Required task: Reproduce all entries word for word.

Stored entries:
* * *
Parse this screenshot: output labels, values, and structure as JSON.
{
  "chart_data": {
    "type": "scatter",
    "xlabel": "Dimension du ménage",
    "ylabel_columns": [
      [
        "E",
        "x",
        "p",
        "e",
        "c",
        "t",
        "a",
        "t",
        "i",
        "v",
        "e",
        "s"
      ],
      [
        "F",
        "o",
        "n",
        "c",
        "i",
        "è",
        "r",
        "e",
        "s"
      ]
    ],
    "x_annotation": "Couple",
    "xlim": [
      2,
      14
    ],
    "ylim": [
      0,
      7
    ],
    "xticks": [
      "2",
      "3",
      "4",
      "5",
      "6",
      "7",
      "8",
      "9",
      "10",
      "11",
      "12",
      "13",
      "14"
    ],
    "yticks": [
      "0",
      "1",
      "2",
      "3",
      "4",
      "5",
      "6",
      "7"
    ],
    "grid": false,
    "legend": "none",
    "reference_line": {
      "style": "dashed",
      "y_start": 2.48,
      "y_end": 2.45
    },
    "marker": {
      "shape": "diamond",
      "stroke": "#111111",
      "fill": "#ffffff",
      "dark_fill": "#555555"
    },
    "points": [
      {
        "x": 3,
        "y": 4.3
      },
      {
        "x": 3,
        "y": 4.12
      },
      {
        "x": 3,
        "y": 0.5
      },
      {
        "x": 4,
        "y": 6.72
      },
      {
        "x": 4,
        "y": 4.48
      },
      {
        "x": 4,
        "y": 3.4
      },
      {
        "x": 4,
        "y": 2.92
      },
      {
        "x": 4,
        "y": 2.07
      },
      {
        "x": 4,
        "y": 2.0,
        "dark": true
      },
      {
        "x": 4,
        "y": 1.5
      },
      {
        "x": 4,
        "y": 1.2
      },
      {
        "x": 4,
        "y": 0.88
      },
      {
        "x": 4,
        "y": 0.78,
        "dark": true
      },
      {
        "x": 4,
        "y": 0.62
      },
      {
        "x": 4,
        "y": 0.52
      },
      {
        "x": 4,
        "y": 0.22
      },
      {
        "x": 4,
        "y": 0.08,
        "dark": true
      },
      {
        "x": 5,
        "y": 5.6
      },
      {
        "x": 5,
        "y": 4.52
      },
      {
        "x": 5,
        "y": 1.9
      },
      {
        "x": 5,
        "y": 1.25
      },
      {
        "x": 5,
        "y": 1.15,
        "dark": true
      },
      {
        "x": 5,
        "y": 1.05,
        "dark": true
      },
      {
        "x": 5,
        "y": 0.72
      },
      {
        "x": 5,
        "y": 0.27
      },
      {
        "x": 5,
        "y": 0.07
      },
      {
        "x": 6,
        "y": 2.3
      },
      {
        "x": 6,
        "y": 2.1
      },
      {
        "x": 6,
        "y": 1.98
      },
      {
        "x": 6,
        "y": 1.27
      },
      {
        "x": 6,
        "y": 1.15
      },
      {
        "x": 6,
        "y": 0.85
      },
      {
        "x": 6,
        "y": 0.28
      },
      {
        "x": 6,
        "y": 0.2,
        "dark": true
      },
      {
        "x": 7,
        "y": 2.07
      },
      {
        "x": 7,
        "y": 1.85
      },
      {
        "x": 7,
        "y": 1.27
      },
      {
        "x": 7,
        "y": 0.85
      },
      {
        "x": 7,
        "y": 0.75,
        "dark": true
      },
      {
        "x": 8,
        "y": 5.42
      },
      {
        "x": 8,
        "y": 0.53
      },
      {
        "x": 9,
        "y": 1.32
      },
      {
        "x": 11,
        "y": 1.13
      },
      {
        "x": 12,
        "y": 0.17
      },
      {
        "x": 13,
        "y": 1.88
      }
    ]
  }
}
* * *
Correct result:
Parse this screenshot: output labels, values, and structure as JSON.
{
  "chart_data": {
    "type": "scatter",
    "xlabel": "Dimension du ménage",
    "ylabel_columns": [
      [
        "E",
        "x",
        "p",
        "e",
        "c",
        "t",
        "a",
        "t",
        "i",
        "v",
        "e",
        "s"
      ],
      [
        "F",
        "o",
        "n",
        "c",
        "i",
        "è",
        "r",
        "e",
        "s"
      ]
    ],
    "x_annotation": "Couple",
    "xlim": [
      2,
      14
    ],
    "ylim": [
      0,
      7
    ],
    "xticks": [
      "2",
      "3",
      "4",
      "5",
      "6",
      "7",
      "8",
      "9",
      "10",
      "11",
      "12",
      "13",
      "14"
    ],
    "yticks": [
      "0",
      "1",
      "2",
      "3",
      "4",
      "5",
      "6",
      "7"
    ],
    "grid": false,
    "legend": "none",
    "reference_line": {
      "style": "dashed",
      "y_start": 2.48,
      "y_end": 2.45
    },
    "marker": {
      "shape": "diamond",
      "stroke": "#111111",
      "fill": "#ffffff",
      "dark_fill": "#555555"
    },
    "points": [
      {
        "x": 3,
        "y": 4.3
      },
      {
        "x": 3,
        "y": 4.12
      },
      {
        "x": 3,
        "y": 0.5
      },
      {
        "x": 4,
        "y": 6.72
      },
      {
        "x": 4,
        "y": 4.48
      },
      {
        "x": 4,
        "y": 3.4
      },
      {
        "x": 4,
        "y": 2.92
      },
      {
        "x": 4,
        "y": 2.07
      },
      {
        "x": 4,
        "y": 2.0,
        "dark": true
      },
      {
        "x": 4,
        "y": 1.5
      },
      {
        "x": 4,
        "y": 1.2
      },
      {
        "x": 4,
        "y": 0.88
      },
      {
        "x": 4,
        "y": 0.78,
        "dark": true
      },
      {
        "x": 4,
        "y": 0.62
      },
      {
        "x": 4,
        "y": 0.52
      },
      {
        "x": 4,
        "y": 0.22
      },
      {
        "x": 4,
        "y": 0.08,
        "dark": true
      },
      {
        "x": 5,
        "y": 5.6
      },
      {
        "x": 5,
        "y": 4.52
      },
      {
        "x": 5,
        "y": 1.9
      },
      {
        "x": 5,
        "y": 1.25
      },
      {
        "x": 5,
        "y": 1.15,
        "dark": true
      },
      {
        "x": 5,
        "y": 1.05,
        "dark": true
      },
      {
        "x": 5,
        "y": 0.72
      },
      {
        "x": 5,
        "y": 0.27
      },
      {
        "x": 5,
        "y": 0.07
      },
      {
        "x": 6,
        "y": 2.3
      },
      {
        "x": 6,
        "y": 2.1
      },
      {
        "x": 6,
        "y": 1.98
      },
      {
        "x": 6,
        "y": 1.27
      },
      {
        "x": 6,
        "y": 1.15
      },
      {
        "x": 6,
        "y": 0.85
      },
      {
        "x": 6,
        "y": 0.28
      },
      {
        "x": 6,
        "y": 0.2,
        "dark": true
      },
      {
        "x": 7,
        "y": 2.07
      },
      {
        "x": 7,
        "y": 1.85
      },
      {
        "x": 7,
        "y": 1.27
      },
      {
        "x": 7,
        "y": 0.85
      },
      {
        "x": 7,
        "y": 0.75,
        "dark": true
      },
      {
        "x": 8,
        "y": 5.42
      },
      {
        "x": 8,
        "y": 0.53
      },
      {
        "x": 9,
        "y": 1.32
      },
      {
        "x": 11,
        "y": 1.13
      },
      {
        "x": 12,
        "y": 0.17
      },
      {
        "x": 13,
        "y": 1.88
      }
    ]
  }
}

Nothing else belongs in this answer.